*What you will do*
Print all the data, keeping every line exactly as it is.

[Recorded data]
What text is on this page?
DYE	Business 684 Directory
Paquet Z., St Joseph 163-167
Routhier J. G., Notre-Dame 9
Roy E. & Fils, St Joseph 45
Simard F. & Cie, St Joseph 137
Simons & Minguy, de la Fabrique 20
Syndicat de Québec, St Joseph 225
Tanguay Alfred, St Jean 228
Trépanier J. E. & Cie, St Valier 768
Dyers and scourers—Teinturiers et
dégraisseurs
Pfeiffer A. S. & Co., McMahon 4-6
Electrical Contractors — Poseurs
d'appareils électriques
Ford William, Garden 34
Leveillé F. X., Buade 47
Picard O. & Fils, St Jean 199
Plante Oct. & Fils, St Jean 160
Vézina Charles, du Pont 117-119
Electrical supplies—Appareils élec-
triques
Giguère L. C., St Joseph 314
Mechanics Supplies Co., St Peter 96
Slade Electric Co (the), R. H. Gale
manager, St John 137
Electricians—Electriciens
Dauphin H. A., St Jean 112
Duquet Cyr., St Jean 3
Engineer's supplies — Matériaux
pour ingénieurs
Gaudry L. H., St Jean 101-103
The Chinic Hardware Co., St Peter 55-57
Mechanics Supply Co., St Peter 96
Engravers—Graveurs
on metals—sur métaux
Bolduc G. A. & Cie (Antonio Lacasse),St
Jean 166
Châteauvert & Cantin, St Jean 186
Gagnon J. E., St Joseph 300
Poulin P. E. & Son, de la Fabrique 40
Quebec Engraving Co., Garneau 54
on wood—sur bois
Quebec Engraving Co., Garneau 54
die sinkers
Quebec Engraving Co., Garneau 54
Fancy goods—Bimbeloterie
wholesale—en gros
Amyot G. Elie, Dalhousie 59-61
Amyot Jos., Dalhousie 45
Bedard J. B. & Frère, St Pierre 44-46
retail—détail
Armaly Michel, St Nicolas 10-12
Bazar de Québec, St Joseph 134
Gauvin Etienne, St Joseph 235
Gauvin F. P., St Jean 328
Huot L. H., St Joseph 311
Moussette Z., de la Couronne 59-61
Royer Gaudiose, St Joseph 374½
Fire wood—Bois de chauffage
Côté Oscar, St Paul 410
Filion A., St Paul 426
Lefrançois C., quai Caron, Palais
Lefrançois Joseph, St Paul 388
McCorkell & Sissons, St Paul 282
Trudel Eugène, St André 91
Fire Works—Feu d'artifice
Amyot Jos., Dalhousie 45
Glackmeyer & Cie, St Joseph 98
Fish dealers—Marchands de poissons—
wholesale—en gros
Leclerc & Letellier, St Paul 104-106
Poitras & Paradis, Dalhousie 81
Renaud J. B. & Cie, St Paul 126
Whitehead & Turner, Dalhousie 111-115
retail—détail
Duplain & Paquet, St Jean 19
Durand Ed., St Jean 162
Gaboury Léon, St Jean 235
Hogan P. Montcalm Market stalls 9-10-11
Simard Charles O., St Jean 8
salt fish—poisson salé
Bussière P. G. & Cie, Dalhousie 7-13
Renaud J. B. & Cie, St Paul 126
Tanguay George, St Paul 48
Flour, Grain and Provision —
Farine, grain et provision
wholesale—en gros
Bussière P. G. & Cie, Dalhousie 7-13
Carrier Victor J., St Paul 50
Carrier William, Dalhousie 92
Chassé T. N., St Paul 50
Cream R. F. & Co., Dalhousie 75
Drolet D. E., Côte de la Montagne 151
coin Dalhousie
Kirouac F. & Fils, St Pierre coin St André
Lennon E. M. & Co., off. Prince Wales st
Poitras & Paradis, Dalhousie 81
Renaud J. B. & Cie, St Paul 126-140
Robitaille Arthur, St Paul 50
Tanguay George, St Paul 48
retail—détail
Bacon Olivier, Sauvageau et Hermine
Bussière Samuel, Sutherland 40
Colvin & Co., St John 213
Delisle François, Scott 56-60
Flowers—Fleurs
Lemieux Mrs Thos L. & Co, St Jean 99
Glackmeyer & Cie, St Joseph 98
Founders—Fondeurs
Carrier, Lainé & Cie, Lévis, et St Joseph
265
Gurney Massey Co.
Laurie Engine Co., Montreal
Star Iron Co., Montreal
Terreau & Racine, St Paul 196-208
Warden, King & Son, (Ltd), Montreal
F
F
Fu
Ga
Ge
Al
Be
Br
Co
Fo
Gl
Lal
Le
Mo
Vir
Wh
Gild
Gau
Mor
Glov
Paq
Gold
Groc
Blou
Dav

*Worked solution*
What text is on this page?
DYE	Business 684 Directory
Paquet Z., St Joseph 163-167
Routhier J. G., Notre-Dame 9
Roy E. & Fils, St Joseph 45
Simard F. & Cie, St Joseph 137
Simons & Minguy, de la Fabrique 20
Syndicat de Québec, St Joseph 225
Tanguay Alfred, St Jean 228
Trépanier J. E. & Cie, St Valier 768
Dyers and scourers—Teinturiers et
dégraisseurs
Pfeiffer A. S. & Co., McMahon 4-6
Electrical Contractors — Poseurs
d'appareils électriques
Ford William, Garden 34
Leveillé F. X., Buade 47
Picard O. & Fils, St Jean 199
Plante Oct. & Fils, St Jean 160
Vézina Charles, du Pont 117-119
Electrical supplies—Appareils élec-
triques
Giguère L. C., St Joseph 314
Mechanics Supplies Co., St Peter 96
Slade Electric Co (the), R. H. Gale
manager, St John 137
Electricians—Electriciens
Dauphin H. A., St Jean 112
Duquet Cyr., St Jean 3
Engineer's supplies — Matériaux
pour ingénieurs
Gaudry L. H., St Jean 101-103
The Chinic Hardware Co., St Peter 55-57
Mechanics Supply Co., St Peter 96
Engravers—Graveurs
on metals—sur métaux
Bolduc G. A. & Cie (Antonio Lacasse),St
Jean 166
Châteauvert & Cantin, St Jean 186
Gagnon J. E., St Joseph 300
Poulin P. E. & Son, de la Fabrique 40
Quebec Engraving Co., Garneau 54
on wood—sur bois
Quebec Engraving Co., Garneau 54
die sinkers
Quebec Engraving Co., Garneau 54
Fancy goods—Bimbeloterie
wholesale—en gros
Amyot G. Elie, Dalhousie 59-61
Amyot Jos., Dalhousie 45
Bedard J. B. & Frère, St Pierre 44-46
retail—détail
Armaly Michel, St Nicolas 10-12
Bazar de Québec, St Joseph 134
Gauvin Etienne, St Joseph 235
Gauvin F. P., St Jean 328
Huot L. H., St Joseph 311
Moussette Z., de la Couronne 59-61
Royer Gaudiose, St Joseph 374½
Fire wood—Bois de chauffage
Côté Oscar, St Paul 410
Filion A., St Paul 426
Lefrançois C., quai Caron, Palais
Lefrançois Joseph, St Paul 388
McCorkell & Sissons, St Paul 282
Trudel Eugène, St André 91
Fire Works—Feu d'artifice
Amyot Jos., Dalhousie 45
Glackmeyer & Cie, St Joseph 98
Fish dealers—Marchands de poissons—
wholesale—en gros
Leclerc & Letellier, St Paul 104-106
Poitras & Paradis, Dalhousie 81
Renaud J. B. & Cie, St Paul 126
Whitehead & Turner, Dalhousie 111-115
retail—détail
Duplain & Paquet, St Jean 19
Durand Ed., St Jean 162
Gaboury Léon, St Jean 235
Hogan P. Montcalm Market stalls 9-10-11
Simard Charles O., St Jean 8
salt fish—poisson salé
Bussière P. G. & Cie, Dalhousie 7-13
Renaud J. B. & Cie, St Paul 126
Tanguay George, St Paul 48
Flour, Grain and Provision —
Farine, grain et provision
wholesale—en gros
Bussière P. G. & Cie, Dalhousie 7-13
Carrier Victor J., St Paul 50
Carrier William, Dalhousie 92
Chassé T. N., St Paul 50
Cream R. F. & Co., Dalhousie 75
Drolet D. E., Côte de la Montagne 151
coin Dalhousie
Kirouac F. & Fils, St Pierre coin St André
Lennon E. M. & Co., off. Prince Wales st
Poitras & Paradis, Dalhousie 81
Renaud J. B. & Cie, St Paul 126-140
Robitaille Arthur, St Paul 50
Tanguay George, St Paul 48
retail—détail
Bacon Olivier, Sauvageau et Hermine
Bussière Samuel, Sutherland 40
Colvin & Co., St John 213
Delisle François, Scott 56-60
Flowers—Fleurs
Lemieux Mrs Thos L. & Co, St Jean 99
Glackmeyer & Cie, St Joseph 98
Founders—Fondeurs
Carrier, Lainé & Cie, Lévis, et St Joseph
265
Gurney Massey Co.
Laurie Engine Co., Montreal
Star Iron Co., Montreal
Terreau & Racine, St Paul 196-208
Warden, King & Son, (Ltd), Montreal
F
F
Fu
Ga
Ge
Al
Be
Br
Co
Fo
Gl
Lal
Le
Mo
Vir
Wh
Gild
Gau
Mor
Glov
Paq
Gold
Groc
Blou
Dav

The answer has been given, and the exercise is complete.